> **What this task involves**
Copy out all the records, word for word.

> **Dataset listings of figures**
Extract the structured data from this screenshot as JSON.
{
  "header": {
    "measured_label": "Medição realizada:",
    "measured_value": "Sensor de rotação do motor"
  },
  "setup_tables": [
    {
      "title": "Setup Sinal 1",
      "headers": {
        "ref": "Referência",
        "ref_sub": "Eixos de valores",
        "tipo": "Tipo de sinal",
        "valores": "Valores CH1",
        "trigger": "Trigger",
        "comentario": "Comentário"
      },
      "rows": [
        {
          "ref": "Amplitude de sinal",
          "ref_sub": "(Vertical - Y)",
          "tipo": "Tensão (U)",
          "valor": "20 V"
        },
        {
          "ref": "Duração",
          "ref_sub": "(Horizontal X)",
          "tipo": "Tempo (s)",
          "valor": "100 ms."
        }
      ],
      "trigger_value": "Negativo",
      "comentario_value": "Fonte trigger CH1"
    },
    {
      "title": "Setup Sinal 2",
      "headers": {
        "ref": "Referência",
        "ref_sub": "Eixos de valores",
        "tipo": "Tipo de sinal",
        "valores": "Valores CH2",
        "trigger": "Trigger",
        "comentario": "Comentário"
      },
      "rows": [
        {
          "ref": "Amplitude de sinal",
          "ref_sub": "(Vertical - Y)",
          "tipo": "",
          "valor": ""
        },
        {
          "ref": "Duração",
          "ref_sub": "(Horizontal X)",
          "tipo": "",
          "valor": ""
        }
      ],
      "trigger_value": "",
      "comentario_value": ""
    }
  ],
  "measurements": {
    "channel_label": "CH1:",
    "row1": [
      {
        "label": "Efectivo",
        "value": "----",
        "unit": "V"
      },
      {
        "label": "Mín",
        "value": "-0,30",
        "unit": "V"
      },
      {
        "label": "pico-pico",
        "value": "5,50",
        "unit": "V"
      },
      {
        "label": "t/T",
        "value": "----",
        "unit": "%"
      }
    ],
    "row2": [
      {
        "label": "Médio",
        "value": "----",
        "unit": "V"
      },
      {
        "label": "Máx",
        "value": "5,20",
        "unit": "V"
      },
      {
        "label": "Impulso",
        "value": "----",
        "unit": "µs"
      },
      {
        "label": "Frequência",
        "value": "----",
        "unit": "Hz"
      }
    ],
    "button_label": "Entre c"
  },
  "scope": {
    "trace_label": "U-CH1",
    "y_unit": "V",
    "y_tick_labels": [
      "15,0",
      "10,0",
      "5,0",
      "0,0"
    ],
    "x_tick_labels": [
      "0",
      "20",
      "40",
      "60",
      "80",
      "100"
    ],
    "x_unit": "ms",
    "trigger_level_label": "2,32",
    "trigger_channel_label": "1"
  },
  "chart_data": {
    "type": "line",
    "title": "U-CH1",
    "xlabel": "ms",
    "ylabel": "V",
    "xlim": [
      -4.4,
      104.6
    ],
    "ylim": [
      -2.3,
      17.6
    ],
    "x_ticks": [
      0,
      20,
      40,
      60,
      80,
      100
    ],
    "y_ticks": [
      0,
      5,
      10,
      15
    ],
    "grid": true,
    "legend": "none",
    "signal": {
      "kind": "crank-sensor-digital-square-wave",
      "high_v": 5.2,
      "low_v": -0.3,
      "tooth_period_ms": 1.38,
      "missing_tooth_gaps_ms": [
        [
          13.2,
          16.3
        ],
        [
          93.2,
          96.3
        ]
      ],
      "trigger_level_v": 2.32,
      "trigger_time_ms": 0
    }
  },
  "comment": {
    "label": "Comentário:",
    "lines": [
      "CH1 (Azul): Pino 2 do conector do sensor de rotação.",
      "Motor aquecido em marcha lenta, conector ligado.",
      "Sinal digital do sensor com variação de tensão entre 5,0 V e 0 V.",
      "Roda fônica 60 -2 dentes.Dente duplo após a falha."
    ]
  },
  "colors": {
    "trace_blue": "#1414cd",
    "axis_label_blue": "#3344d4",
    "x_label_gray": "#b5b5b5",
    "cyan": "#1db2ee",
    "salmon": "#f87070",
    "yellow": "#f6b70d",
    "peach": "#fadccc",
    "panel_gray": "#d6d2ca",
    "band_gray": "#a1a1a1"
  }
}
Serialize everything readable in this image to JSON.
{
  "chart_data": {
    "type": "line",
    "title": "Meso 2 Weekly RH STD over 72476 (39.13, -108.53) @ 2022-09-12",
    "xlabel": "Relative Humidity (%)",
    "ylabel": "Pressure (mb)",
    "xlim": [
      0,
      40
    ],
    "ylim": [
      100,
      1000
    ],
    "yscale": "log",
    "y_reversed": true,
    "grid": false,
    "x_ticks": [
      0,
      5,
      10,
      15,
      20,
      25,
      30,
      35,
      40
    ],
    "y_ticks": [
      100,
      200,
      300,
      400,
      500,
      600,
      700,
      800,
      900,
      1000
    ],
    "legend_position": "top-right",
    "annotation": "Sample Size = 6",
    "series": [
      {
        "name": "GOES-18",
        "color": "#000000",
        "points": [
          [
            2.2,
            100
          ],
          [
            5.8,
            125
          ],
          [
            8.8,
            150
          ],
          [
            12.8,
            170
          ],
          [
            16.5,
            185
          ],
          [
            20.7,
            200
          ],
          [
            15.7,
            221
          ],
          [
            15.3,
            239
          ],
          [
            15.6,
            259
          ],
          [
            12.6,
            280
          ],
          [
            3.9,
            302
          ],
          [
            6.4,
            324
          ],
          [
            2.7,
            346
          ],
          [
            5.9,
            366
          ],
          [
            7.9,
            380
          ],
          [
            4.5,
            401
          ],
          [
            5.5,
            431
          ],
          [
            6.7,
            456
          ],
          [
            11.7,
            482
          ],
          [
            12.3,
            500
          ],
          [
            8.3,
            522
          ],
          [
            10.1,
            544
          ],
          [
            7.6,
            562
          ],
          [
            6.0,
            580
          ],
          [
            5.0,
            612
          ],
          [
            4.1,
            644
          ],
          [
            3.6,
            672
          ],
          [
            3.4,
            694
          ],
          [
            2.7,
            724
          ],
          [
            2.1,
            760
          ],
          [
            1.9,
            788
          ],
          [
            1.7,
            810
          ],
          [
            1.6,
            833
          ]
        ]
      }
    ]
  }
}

> **Response to the exercise**
Extract the structured data from this screenshot as JSON.
{
  "header": {
    "measured_label": "Medição realizada:",
    "measured_value": "Sensor de rotação do motor"
  },
  "setup_tables": [
    {
      "title": "Setup Sinal 1",
      "headers": {
        "ref": "Referência",
        "ref_sub": "Eixos de valores",
        "tipo": "Tipo de sinal",
        "valores": "Valores CH1",
        "trigger": "Trigger",
        "comentario": "Comentário"
      },
      "rows": [
        {
          "ref": "Amplitude de sinal",
          "ref_sub": "(Vertical - Y)",
          "tipo": "Tensão (U)",
          "valor": "20 V"
        },
        {
          "ref": "Duração",
          "ref_sub": "(Horizontal X)",
          "tipo": "Tempo (s)",
          "valor": "100 ms."
        }
      ],
      "trigger_value": "Negativo",
      "comentario_value": "Fonte trigger CH1"
    },
    {
      "title": "Setup Sinal 2",
      "headers": {
        "ref": "Referência",
        "ref_sub": "Eixos de valores",
        "tipo": "Tipo de sinal",
        "valores": "Valores CH2",
        "trigger": "Trigger",
        "comentario": "Comentário"
      },
      "rows": [
        {
          "ref": "Amplitude de sinal",
          "ref_sub": "(Vertical - Y)",
          "tipo": "",
          "valor": ""
        },
        {
          "ref": "Duração",
          "ref_sub": "(Horizontal X)",
          "tipo": "",
          "valor": ""
        }
      ],
      "trigger_value": "",
      "comentario_value": ""
    }
  ],
  "measurements": {
    "channel_label": "CH1:",
    "row1": [
      {
        "label": "Efectivo",
        "value": "----",
        "unit": "V"
      },
      {
        "label": "Mín",
        "value": "-0,30",
        "unit": "V"
      },
      {
        "label": "pico-pico",
        "value": "5,50",
        "unit": "V"
      },
      {
        "label": "t/T",
        "value": "----",
        "unit": "%"
      }
    ],
    "row2": [
      {
        "label": "Médio",
        "value": "----",
        "unit": "V"
      },
      {
        "label": "Máx",
        "value": "5,20",
        "unit": "V"
      },
      {
        "label": "Impulso",
        "value": "----",
        "unit": "µs"
      },
      {
        "label": "Frequência",
        "value": "----",
        "unit": "Hz"
      }
    ],
    "button_label": "Entre c"
  },
  "scope": {
    "trace_label": "U-CH1",
    "y_unit": "V",
    "y_tick_labels": [
      "15,0",
      "10,0",
      "5,0",
      "0,0"
    ],
    "x_tick_labels": [
      "0",
      "20",
      "40",
      "60",
      "80",
      "100"
    ],
    "x_unit": "ms",
    "trigger_level_label": "2,32",
    "trigger_channel_label": "1"
  },
  "chart_data": {
    "type": "line",
    "title": "U-CH1",
    "xlabel": "ms",
    "ylabel": "V",
    "xlim": [
      -4.4,
      104.6
    ],
    "ylim": [
      -2.3,
      17.6
    ],
    "x_ticks": [
      0,
      20,
      40,
      60,
      80,
      100
    ],
    "y_ticks": [
      0,
      5,
      10,
      15
    ],
    "grid": true,
    "legend": "none",
    "signal": {
      "kind": "crank-sensor-digital-square-wave",
      "high_v": 5.2,
      "low_v": -0.3,
      "tooth_period_ms": 1.38,
      "missing_tooth_gaps_ms": [
        [
          13.2,
          16.3
        ],
        [
          93.2,
          96.3
        ]
      ],
      "trigger_level_v": 2.32,
      "trigger_time_ms": 0
    }
  },
  "comment": {
    "label": "Comentário:",
    "lines": [
      "CH1 (Azul): Pino 2 do conector do sensor de rotação.",
      "Motor aquecido em marcha lenta, conector ligado.",
      "Sinal digital do sensor com variação de tensão entre 5,0 V e 0 V.",
      "Roda fônica 60 -2 dentes.Dente duplo após a falha."
    ]
  },
  "colors": {
    "trace_blue": "#1414cd",
    "axis_label_blue": "#3344d4",
    "x_label_gray": "#b5b5b5",
    "cyan": "#1db2ee",
    "salmon": "#f87070",
    "yellow": "#f6b70d",
    "peach": "#fadccc",
    "panel_gray": "#d6d2ca",
    "band_gray": "#a1a1a1"
  }
}
Serialize everything readable in this image to JSON.
{
  "chart_data": {
    "type": "line",
    "title": "Meso 2 Weekly RH STD over 72476 (39.13, -108.53) @ 2022-09-12",
    "xlabel": "Relative Humidity (%)",
    "ylabel": "Pressure (mb)",
    "xlim": [
      0,
      40
    ],
    "ylim": [
      100,
      1000
    ],
    "yscale": "log",
    "y_reversed": true,
    "grid": false,
    "x_ticks": [
      0,
      5,
      10,
      15,
      20,
      25,
      30,
      35,
      40
    ],
    "y_ticks": [
      100,
      200,
      300,
      400,
      500,
      600,
      700,
      800,
      900,
      1000
    ],
    "legend_position": "top-right",
    "annotation": "Sample Size = 6",
    "series": [
      {
        "name": "GOES-18",
        "color": "#000000",
        "points": [
          [
            2.2,
            100
          ],
          [
            5.8,
            125
          ],
          [
            8.8,
            150
          ],
          [
            12.8,
            170
          ],
          [
            16.5,
            185
          ],
          [
            20.7,
            200
          ],
          [
            15.7,
            221
          ],
          [
            15.3,
            239
          ],
          [
            15.6,
            259
          ],
          [
            12.6,
            280
          ],
          [
            3.9,
            302
          ],
          [
            6.4,
            324
          ],
          [
            2.7,
            346
          ],
          [
            5.9,
            366
          ],
          [
            7.9,
            380
          ],
          [
            4.5,
            401
          ],
          [
            5.5,
            431
          ],
          [
            6.7,
            456
          ],
          [
            11.7,
            482
          ],
          [
            12.3,
            500
          ],
          [
            8.3,
            522
          ],
          [
            10.1,
            544
          ],
          [
            7.6,
            562
          ],
          [
            6.0,
            580
          ],
          [
            5.0,
            612
          ],
          [
            4.1,
            644
          ],
          [
            3.6,
            672
          ],
          [
            3.4,
            694
          ],
          [
            2.7,
            724
          ],
          [
            2.1,
            760
          ],
          [
            1.9,
            788
          ],
          [
            1.7,
            810
          ],
          [
            1.6,
            833
          ]
        ]
      }
    ]
  }
}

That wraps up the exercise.